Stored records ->
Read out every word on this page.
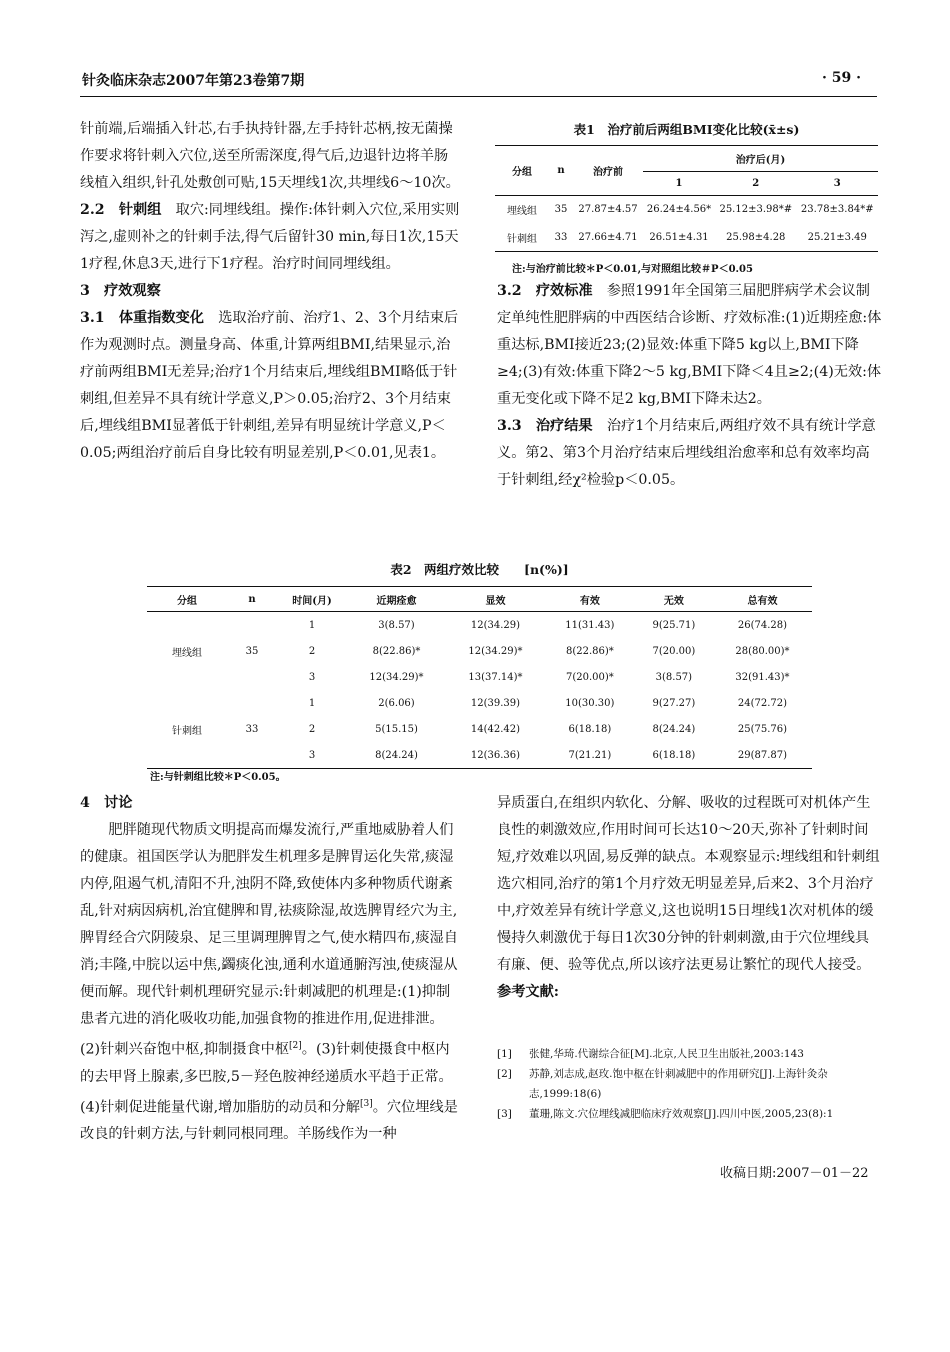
针灸临床杂志2007年第23卷第7期	· 59 ·

针前端,后端插入针芯,右手执持针器,左手持针芯柄,按无菌操作要求将针刺入穴位,送至所需深度,得气后,边退针边将羊肠线植入组织,针孔处敷创可贴,15天埋线1次,共埋线6～10次。

2.2　针刺组　 取穴:同埋线组。操作:体针刺入穴位,采用实则泻之,虚则补之的针刺手法,得气后留针30 min,每日1次,15天1疗程,休息3天,进行下1疗程。治疗时间同埋线组。

3　疗效观察

3.1　体重指数变化　 选取治疗前、治疗1、2、3个月结束后作为观测时点。测量身高、体重,计算两组BMI,结果显示,治疗前两组BMI无差异;治疗1个月结束后,埋线组BMI略低于针刺组,但差异不具有统计学意义,P＞0.05;治疗2、3个月结束后,埋线组BMI显著低于针刺组,差异有明显统计学意义,P＜0.05;两组治疗前后自身比较有明显差别,P＜0.01,见表1。

表1　治疗前后两组BMI变化比较(x̄±s)
分组	n	治疗前	治疗后(月)		
			1	2	3
埋线组	35	27.87±4.57	26.24±4.56*	25.12±3.98*#	23.78±3.84*#
针刺组	33	27.66±4.71	26.51±4.31	25.98±4.28	25.21±3.49
注:与治疗前比较＊P＜0.01,与对照组比较＃P＜0.05

3.2　疗效标准　 参照1991年全国第三届肥胖病学术会议制定单纯性肥胖病的中西医结合诊断、疗效标准:(1)近期痊愈:体重达标,BMI接近23;(2)显效:体重下降5 kg以上,BMI下降≥4;(3)有效:体重下降2～5 kg,BMI下降＜4且≥2;(4)无效:体重无变化或下降不足2 kg,BMI下降未达2。

3.3　治疗结果　 治疗1个月结束后,两组疗效不具有统计学意义。第2、第3个月治疗结束后埋线组治愈率和总有效率均高于针刺组,经χ²检验p＜0.05。

表2　两组疗效比较　　[n(%)]
分组	n	时间(月)	近期痊愈	显效	有效	无效	总有效
埋线组	35	1	3(8.57)	12(34.29)	11(31.43)	9(25.71)	26(74.28)
		2	8(22.86)*	12(34.29)*	8(22.86)*	7(20.00)	28(80.00)*
		3	12(34.29)*	13(37.14)*	7(20.00)*	3(8.57)	32(91.43)*
针刺组	33	1	2(6.06)	12(39.39)	10(30.30)	9(27.27)	24(72.72)
		2	5(15.15)	14(42.42)	6(18.18)	8(24.24)	25(75.76)
		3	8(24.24)	12(36.36)	7(21.21)	6(18.18)	29(87.87)
注:与针刺组比较＊P＜0.05。

4　讨论

肥胖随现代物质文明提高而爆发流行,严重地威胁着人们的健康。祖国医学认为肥胖发生机理多是脾胃运化失常,痰湿内停,阻遏气机,清阳不升,浊阴不降,致使体内多种物质代谢紊乱,针对病因病机,治宜健脾和胃,祛痰除湿,故选脾胃经穴为主,脾胃经合穴阴陵泉、足三里调理脾胃之气,使水精四布,痰湿自消;丰隆,中脘以运中焦,蠲痰化浊,通利水道通腑泻浊,使痰湿从便而解。现代针刺机理研究显示:针刺减肥的机理是:(1)抑制患者亢进的消化吸收功能,加强食物的推进作用,促进排泄。(2)针刺兴奋饱中枢,抑制摄食中枢[2]。(3)针刺使摄食中枢内的去甲肾上腺素,多巴胺,5－羟色胺神经递质水平趋于正常。(4)针刺促进能量代谢,增加脂肪的动员和分解[3]。穴位埋线是改良的针刺方法,与针刺同根同理。羊肠线作为一种

异质蛋白,在组织内软化、分解、吸收的过程既可对机体产生良性的刺激效应,作用时间可长达10～20天,弥补了针刺时间短,疗效难以巩固,易反弹的缺点。本观察显示:埋线组和针刺组选穴相同,治疗的第1个月疗效无明显差异,后来2、3个月治疗中,疗效差异有统计学意义,这也说明15日埋线1次对机体的缓慢持久刺激优于每日1次30分钟的针刺刺激,由于穴位埋线具有廉、便、验等优点,所以该疗法更易让繁忙的现代人接受。

参考文献:

[1]	张健,华琦.代谢综合征[M].北京,人民卫生出版社,2003:143
[2]	苏静,刘志成,赵玫.饱中枢在针刺减肥中的作用研究[J].上海针灸杂志,1999:18(6)
[3]	董珊,陈文.穴位埋线减肥临床疗效观察[J].四川中医,2005,23(8):1
收稿日期:2007－01－22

YOUR INSTRUCTIONS ->
Leaving aside the images, write out the entries above word for word.

SOLUTION ->
Read out every word on this page.
针灸临床杂志2007年第23卷第7期	· 59 ·

针前端,后端插入针芯,右手执持针器,左手持针芯柄,按无菌操作要求将针刺入穴位,送至所需深度,得气后,边退针边将羊肠线植入组织,针孔处敷创可贴,15天埋线1次,共埋线6～10次。

2.2　针刺组　 取穴:同埋线组。操作:体针刺入穴位,采用实则泻之,虚则补之的针刺手法,得气后留针30 min,每日1次,15天1疗程,休息3天,进行下1疗程。治疗时间同埋线组。

3　疗效观察

3.1　体重指数变化　 选取治疗前、治疗1、2、3个月结束后作为观测时点。测量身高、体重,计算两组BMI,结果显示,治疗前两组BMI无差异;治疗1个月结束后,埋线组BMI略低于针刺组,但差异不具有统计学意义,P＞0.05;治疗2、3个月结束后,埋线组BMI显著低于针刺组,差异有明显统计学意义,P＜0.05;两组治疗前后自身比较有明显差别,P＜0.01,见表1。

表1　治疗前后两组BMI变化比较(x̄±s)
分组	n	治疗前	治疗后(月)		
			1	2	3
埋线组	35	27.87±4.57	26.24±4.56*	25.12±3.98*#	23.78±3.84*#
针刺组	33	27.66±4.71	26.51±4.31	25.98±4.28	25.21±3.49
注:与治疗前比较＊P＜0.01,与对照组比较＃P＜0.05

3.2　疗效标准　 参照1991年全国第三届肥胖病学术会议制定单纯性肥胖病的中西医结合诊断、疗效标准:(1)近期痊愈:体重达标,BMI接近23;(2)显效:体重下降5 kg以上,BMI下降≥4;(3)有效:体重下降2～5 kg,BMI下降＜4且≥2;(4)无效:体重无变化或下降不足2 kg,BMI下降未达2。

3.3　治疗结果　 治疗1个月结束后,两组疗效不具有统计学意义。第2、第3个月治疗结束后埋线组治愈率和总有效率均高于针刺组,经χ²检验p＜0.05。

表2　两组疗效比较　　[n(%)]
分组	n	时间(月)	近期痊愈	显效	有效	无效	总有效
埋线组	35	1	3(8.57)	12(34.29)	11(31.43)	9(25.71)	26(74.28)
		2	8(22.86)*	12(34.29)*	8(22.86)*	7(20.00)	28(80.00)*
		3	12(34.29)*	13(37.14)*	7(20.00)*	3(8.57)	32(91.43)*
针刺组	33	1	2(6.06)	12(39.39)	10(30.30)	9(27.27)	24(72.72)
		2	5(15.15)	14(42.42)	6(18.18)	8(24.24)	25(75.76)
		3	8(24.24)	12(36.36)	7(21.21)	6(18.18)	29(87.87)
注:与针刺组比较＊P＜0.05。

4　讨论

肥胖随现代物质文明提高而爆发流行,严重地威胁着人们的健康。祖国医学认为肥胖发生机理多是脾胃运化失常,痰湿内停,阻遏气机,清阳不升,浊阴不降,致使体内多种物质代谢紊乱,针对病因病机,治宜健脾和胃,祛痰除湿,故选脾胃经穴为主,脾胃经合穴阴陵泉、足三里调理脾胃之气,使水精四布,痰湿自消;丰隆,中脘以运中焦,蠲痰化浊,通利水道通腑泻浊,使痰湿从便而解。现代针刺机理研究显示:针刺减肥的机理是:(1)抑制患者亢进的消化吸收功能,加强食物的推进作用,促进排泄。(2)针刺兴奋饱中枢,抑制摄食中枢[2]。(3)针刺使摄食中枢内的去甲肾上腺素,多巴胺,5－羟色胺神经递质水平趋于正常。(4)针刺促进能量代谢,增加脂肪的动员和分解[3]。穴位埋线是改良的针刺方法,与针刺同根同理。羊肠线作为一种

异质蛋白,在组织内软化、分解、吸收的过程既可对机体产生良性的刺激效应,作用时间可长达10～20天,弥补了针刺时间短,疗效难以巩固,易反弹的缺点。本观察显示:埋线组和针刺组选穴相同,治疗的第1个月疗效无明显差异,后来2、3个月治疗中,疗效差异有统计学意义,这也说明15日埋线1次对机体的缓慢持久刺激优于每日1次30分钟的针刺刺激,由于穴位埋线具有廉、便、验等优点,所以该疗法更易让繁忙的现代人接受。

参考文献:

[1]	张健,华琦.代谢综合征[M].北京,人民卫生出版社,2003:143
[2]	苏静,刘志成,赵玫.饱中枢在针刺减肥中的作用研究[J].上海针灸杂志,1999:18(6)
[3]	董珊,陈文.穴位埋线减肥临床疗效观察[J].四川中医,2005,23(8):1
收稿日期:2007－01－22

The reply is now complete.